● **DATA LISTING**
_____

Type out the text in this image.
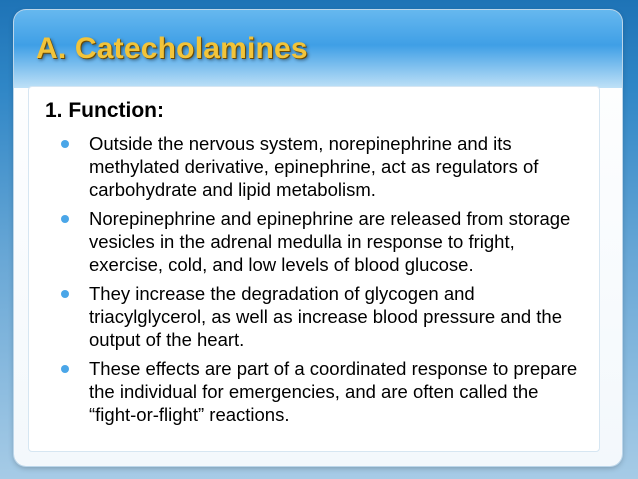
A. Catecholamines
1. Function:
Outside the nervous system, norepinephrine and its methylated derivative, epinephrine, act as regulators of carbohydrate and lipid metabolism.
Norepinephrine and epinephrine are released from storage vesicles in the adrenal medulla in response to fright, exercise, cold, and low levels of blood glucose.
They increase the degradation of glycogen and triacylglycerol, as well as increase blood pressure and the output of the heart.
These effects are part of a coordinated response to prepare the individual for emergencies, and are often called the “fight-or-flight” reactions.
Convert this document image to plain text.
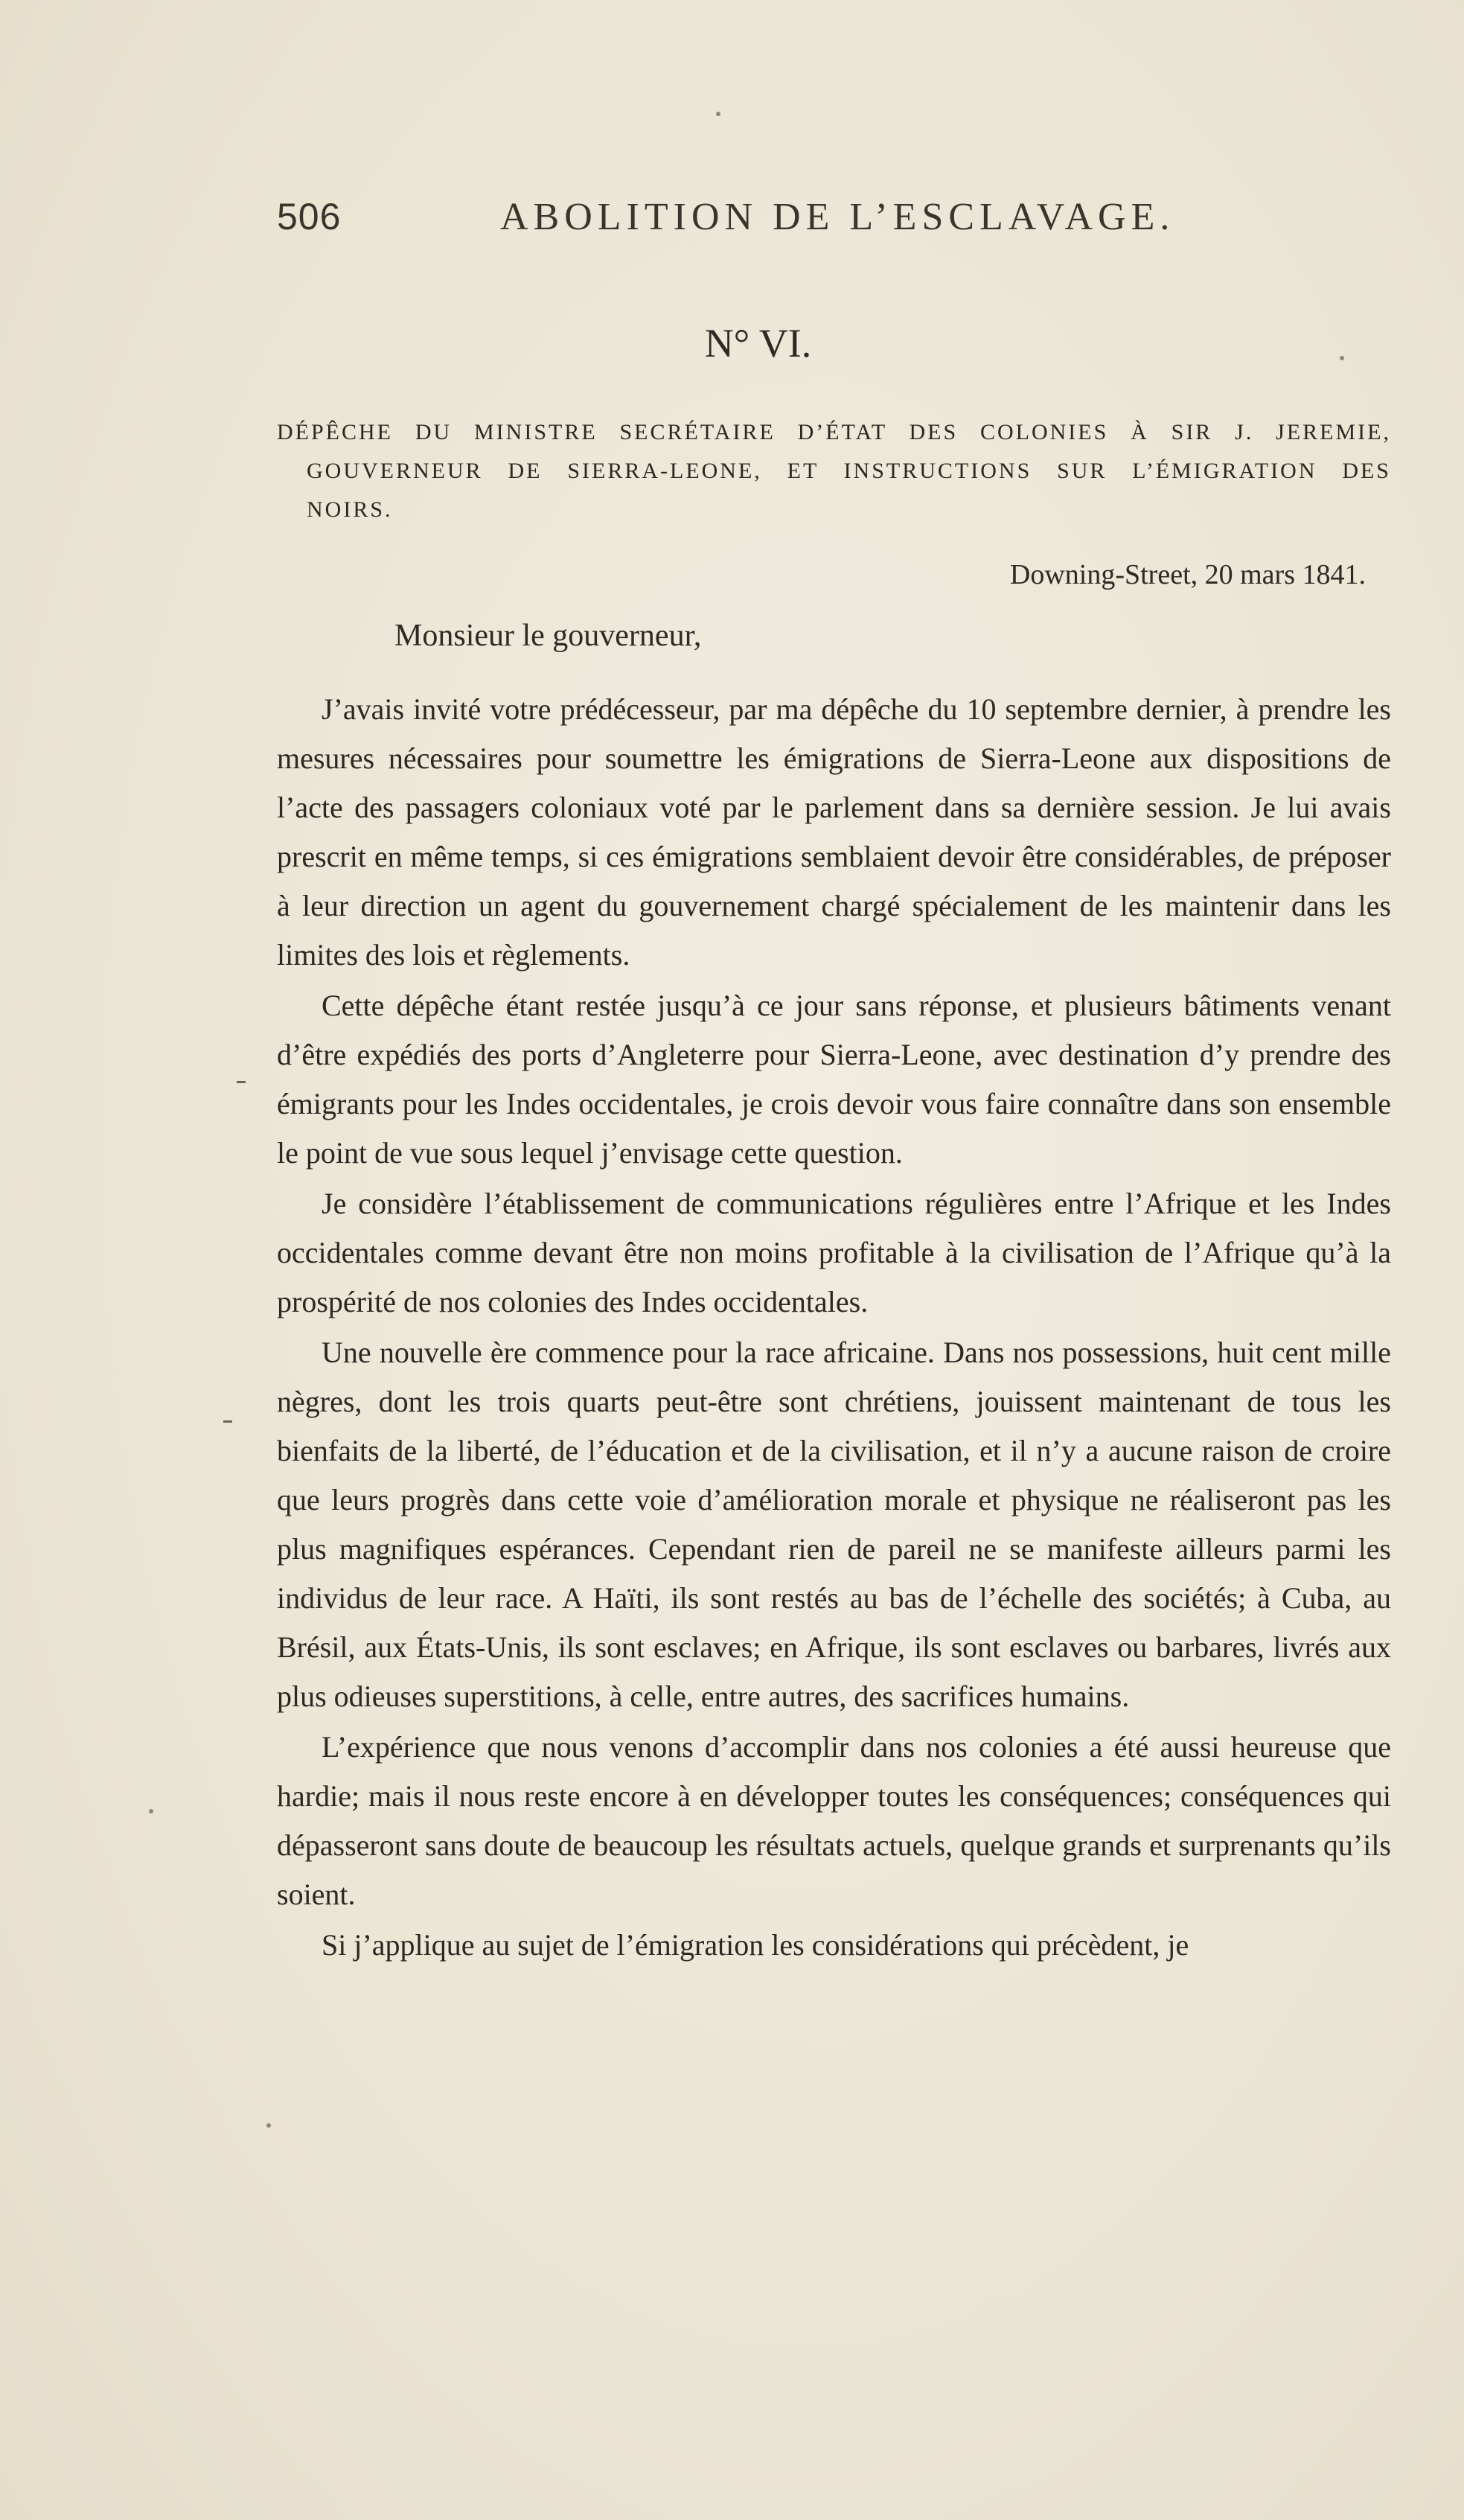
506	ABOLITION DE L’ESCLAVAGE.
N° VI.
DÉPÊCHE DU MINISTRE SECRÉTAIRE D’ÉTAT DES COLONIES À SIR J. JEREMIE,
GOUVERNEUR DE SIERRA-LEONE, ET INSTRUCTIONS SUR L’ÉMIGRATION DES
NOIRS.
Downing-Street, 20 mars 1841.
Monsieur le gouverneur,

J’avais invité votre prédécesseur, par ma dépêche du 10 septembre dernier, à prendre les mesures nécessaires pour soumettre les émigrations de Sierra-Leone aux dispositions de l’acte des passagers coloniaux voté par le parlement dans sa dernière session. Je lui avais prescrit en même temps, si ces émigrations semblaient devoir être considérables, de préposer à leur direction un agent du gouvernement chargé spécialement de les maintenir dans les limites des lois et règlements.

Cette dépêche étant restée jusqu’à ce jour sans réponse, et plusieurs bâtiments venant d’être expédiés des ports d’Angleterre pour Sierra-Leone, avec destination d’y prendre des émigrants pour les Indes occidentales, je crois devoir vous faire connaître dans son ensemble le point de vue sous lequel j’envisage cette question.

Je considère l’établissement de communications régulières entre l’Afrique et les Indes occidentales comme devant être non moins profitable à la civilisation de l’Afrique qu’à la prospérité de nos colonies des Indes occidentales.

Une nouvelle ère commence pour la race africaine. Dans nos possessions, huit cent mille nègres, dont les trois quarts peut-être sont chrétiens, jouissent maintenant de tous les bienfaits de la liberté, de l’éducation et de la civilisation, et il n’y a aucune raison de croire que leurs progrès dans cette voie d’amélioration morale et physique ne réaliseront pas les plus magnifiques espérances. Cependant rien de pareil ne se manifeste ailleurs parmi les individus de leur race. A Haïti, ils sont restés au bas de l’échelle des sociétés; à Cuba, au Brésil, aux États-Unis, ils sont esclaves; en Afrique, ils sont esclaves ou barbares, livrés aux plus odieuses superstitions, à celle, entre autres, des sacrifices humains.

L’expérience que nous venons d’accomplir dans nos colonies a été aussi heureuse que hardie; mais il nous reste encore à en développer toutes les conséquences; conséquences qui dépasseront sans doute de beaucoup les résultats actuels, quelque grands et surprenants qu’ils soient.

Si j’applique au sujet de l’émigration les considérations qui précèdent, je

_____

Which lines above contain the word "Indes"? Copy each of them.

Cette dépêche étant restée jusqu’à ce jour sans réponse, et plusieurs bâtiments venant d’être expédiés des ports d’Angleterre pour Sierra-Leone, avec destination d’y prendre des émigrants pour les Indes occidentales, je crois devoir vous faire connaître dans son ensemble le point de vue sous lequel j’envisage cette question.
Je considère l’établissement de communications régulières entre l’Afrique et les Indes occidentales comme devant être non moins profitable à la civilisation de l’Afrique qu’à la prospérité de nos colonies des Indes occidentales.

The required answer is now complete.